*TASK STATEMENT:*
Your task is to transcribe all of the records exactly and leave out the pictures.

*INFORMATION PROVIDED:*
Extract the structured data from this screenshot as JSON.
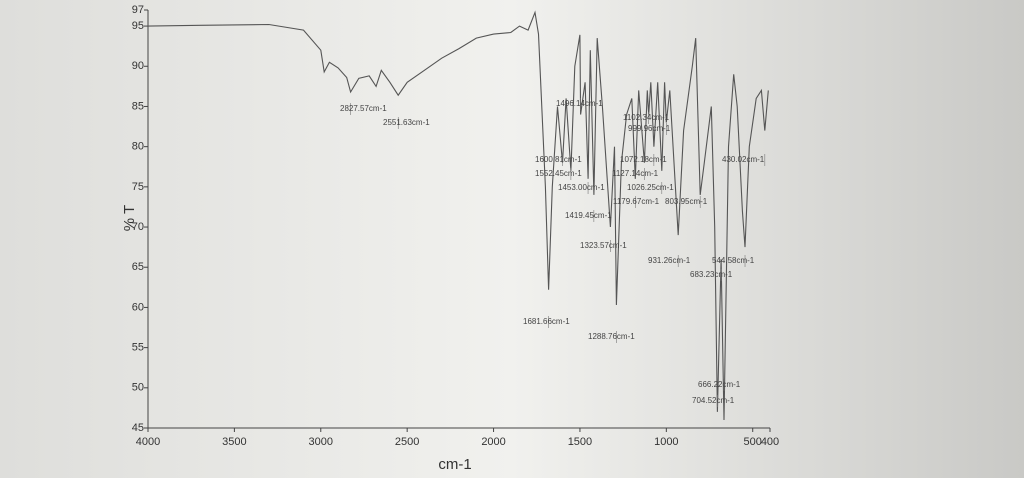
{
  "chart_data": {
    "type": "line",
    "ylabel": "% T",
    "xlabel": "cm-1",
    "xlim": [
      4000,
      400
    ],
    "ylim": [
      45,
      97
    ],
    "xticks": [
      4000,
      3500,
      3000,
      2500,
      2000,
      1500,
      1000,
      500,
      400
    ],
    "yticks": [
      45,
      50,
      55,
      60,
      65,
      70,
      75,
      80,
      85,
      90,
      95,
      97
    ],
    "color": "#555555",
    "x": [
      4000,
      3700,
      3300,
      3100,
      3000,
      2980,
      2950,
      2900,
      2850,
      2827.57,
      2780,
      2720,
      2680,
      2650,
      2600,
      2551.63,
      2500,
      2400,
      2300,
      2200,
      2100,
      2000,
      1900,
      1850,
      1800,
      1760,
      1740,
      1700,
      1681.66,
      1660,
      1630,
      1600.81,
      1580,
      1552.45,
      1530,
      1500,
      1496.14,
      1470,
      1453,
      1440,
      1419.45,
      1400,
      1370,
      1323.57,
      1300,
      1288.76,
      1260,
      1230,
      1200,
      1179.67,
      1160,
      1127.14,
      1110,
      1102.34,
      1090,
      1072.18,
      1050,
      1026.25,
      1010,
      999.96,
      980,
      931.26,
      900,
      850,
      830,
      803.95,
      780,
      740,
      720,
      704.52,
      683.23,
      666.22,
      640,
      610,
      590,
      560,
      544.58,
      520,
      480,
      450,
      430.02,
      410
    ],
    "values": [
      95,
      95.1,
      95.2,
      94.5,
      92,
      89.3,
      90.5,
      89.8,
      88.6,
      86.8,
      88.5,
      88.8,
      87.5,
      89.5,
      88,
      86.4,
      88,
      89.5,
      91,
      92.2,
      93.5,
      94,
      94.2,
      95,
      94.5,
      96.7,
      94,
      75,
      62.2,
      75,
      85,
      78,
      86,
      77,
      90,
      93.9,
      84,
      88,
      76,
      92,
      74,
      93.5,
      85,
      70,
      80,
      60.3,
      78,
      84,
      86,
      76,
      87,
      78,
      87,
      84,
      88,
      80,
      88,
      77,
      88,
      83,
      87,
      69,
      82,
      90,
      93.5,
      74,
      78,
      85,
      70,
      47,
      66,
      46,
      80,
      89,
      85,
      72,
      67.5,
      80,
      86,
      87,
      82,
      87
    ],
    "annotations": [
      {
        "value": 2827.57,
        "label": "2827.57cm-1"
      },
      {
        "value": 2551.63,
        "label": "2551.63cm-1"
      },
      {
        "value": 1496.14,
        "label": "1496.14cm-1"
      },
      {
        "value": 1102.34,
        "label": "1102.34cm-1"
      },
      {
        "value": 999.96,
        "label": "999.96cm-1"
      },
      {
        "value": 1600.81,
        "label": "1600.81cm-1"
      },
      {
        "value": 1552.45,
        "label": "1552.45cm-1"
      },
      {
        "value": 1453,
        "label": "1453.00cm-1"
      },
      {
        "value": 1072.18,
        "label": "1072.18cm-1"
      },
      {
        "value": 1127.14,
        "label": "1127.14cm-1"
      },
      {
        "value": 1026.25,
        "label": "1026.25cm-1"
      },
      {
        "value": 1179.67,
        "label": "1179.67cm-1"
      },
      {
        "value": 803.95,
        "label": "803.95cm-1"
      },
      {
        "value": 430.02,
        "label": "430.02cm-1"
      },
      {
        "value": 1419.45,
        "label": "1419.45cm-1"
      },
      {
        "value": 1323.57,
        "label": "1323.57cm-1"
      },
      {
        "value": 931.26,
        "label": "931.26cm-1"
      },
      {
        "value": 544.58,
        "label": "544.58cm-1"
      },
      {
        "value": 683.23,
        "label": "683.23cm-1"
      },
      {
        "value": 1681.66,
        "label": "1681.66cm-1"
      },
      {
        "value": 1288.76,
        "label": "1288.76cm-1"
      },
      {
        "value": 666.22,
        "label": "666.22cm-1"
      },
      {
        "value": 704.52,
        "label": "704.52cm-1"
      }
    ]
  }
}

*THE ANSWER:*
Extract the structured data from this screenshot as JSON.
{
  "chart_data": {
    "type": "line",
    "ylabel": "% T",
    "xlabel": "cm-1",
    "xlim": [
      4000,
      400
    ],
    "ylim": [
      45,
      97
    ],
    "xticks": [
      4000,
      3500,
      3000,
      2500,
      2000,
      1500,
      1000,
      500,
      400
    ],
    "yticks": [
      45,
      50,
      55,
      60,
      65,
      70,
      75,
      80,
      85,
      90,
      95,
      97
    ],
    "color": "#555555",
    "x": [
      4000,
      3700,
      3300,
      3100,
      3000,
      2980,
      2950,
      2900,
      2850,
      2827.57,
      2780,
      2720,
      2680,
      2650,
      2600,
      2551.63,
      2500,
      2400,
      2300,
      2200,
      2100,
      2000,
      1900,
      1850,
      1800,
      1760,
      1740,
      1700,
      1681.66,
      1660,
      1630,
      1600.81,
      1580,
      1552.45,
      1530,
      1500,
      1496.14,
      1470,
      1453,
      1440,
      1419.45,
      1400,
      1370,
      1323.57,
      1300,
      1288.76,
      1260,
      1230,
      1200,
      1179.67,
      1160,
      1127.14,
      1110,
      1102.34,
      1090,
      1072.18,
      1050,
      1026.25,
      1010,
      999.96,
      980,
      931.26,
      900,
      850,
      830,
      803.95,
      780,
      740,
      720,
      704.52,
      683.23,
      666.22,
      640,
      610,
      590,
      560,
      544.58,
      520,
      480,
      450,
      430.02,
      410
    ],
    "values": [
      95,
      95.1,
      95.2,
      94.5,
      92,
      89.3,
      90.5,
      89.8,
      88.6,
      86.8,
      88.5,
      88.8,
      87.5,
      89.5,
      88,
      86.4,
      88,
      89.5,
      91,
      92.2,
      93.5,
      94,
      94.2,
      95,
      94.5,
      96.7,
      94,
      75,
      62.2,
      75,
      85,
      78,
      86,
      77,
      90,
      93.9,
      84,
      88,
      76,
      92,
      74,
      93.5,
      85,
      70,
      80,
      60.3,
      78,
      84,
      86,
      76,
      87,
      78,
      87,
      84,
      88,
      80,
      88,
      77,
      88,
      83,
      87,
      69,
      82,
      90,
      93.5,
      74,
      78,
      85,
      70,
      47,
      66,
      46,
      80,
      89,
      85,
      72,
      67.5,
      80,
      86,
      87,
      82,
      87
    ],
    "annotations": [
      {
        "value": 2827.57,
        "label": "2827.57cm-1"
      },
      {
        "value": 2551.63,
        "label": "2551.63cm-1"
      },
      {
        "value": 1496.14,
        "label": "1496.14cm-1"
      },
      {
        "value": 1102.34,
        "label": "1102.34cm-1"
      },
      {
        "value": 999.96,
        "label": "999.96cm-1"
      },
      {
        "value": 1600.81,
        "label": "1600.81cm-1"
      },
      {
        "value": 1552.45,
        "label": "1552.45cm-1"
      },
      {
        "value": 1453,
        "label": "1453.00cm-1"
      },
      {
        "value": 1072.18,
        "label": "1072.18cm-1"
      },
      {
        "value": 1127.14,
        "label": "1127.14cm-1"
      },
      {
        "value": 1026.25,
        "label": "1026.25cm-1"
      },
      {
        "value": 1179.67,
        "label": "1179.67cm-1"
      },
      {
        "value": 803.95,
        "label": "803.95cm-1"
      },
      {
        "value": 430.02,
        "label": "430.02cm-1"
      },
      {
        "value": 1419.45,
        "label": "1419.45cm-1"
      },
      {
        "value": 1323.57,
        "label": "1323.57cm-1"
      },
      {
        "value": 931.26,
        "label": "931.26cm-1"
      },
      {
        "value": 544.58,
        "label": "544.58cm-1"
      },
      {
        "value": 683.23,
        "label": "683.23cm-1"
      },
      {
        "value": 1681.66,
        "label": "1681.66cm-1"
      },
      {
        "value": 1288.76,
        "label": "1288.76cm-1"
      },
      {
        "value": 666.22,
        "label": "666.22cm-1"
      },
      {
        "value": 704.52,
        "label": "704.52cm-1"
      }
    ]
  }
}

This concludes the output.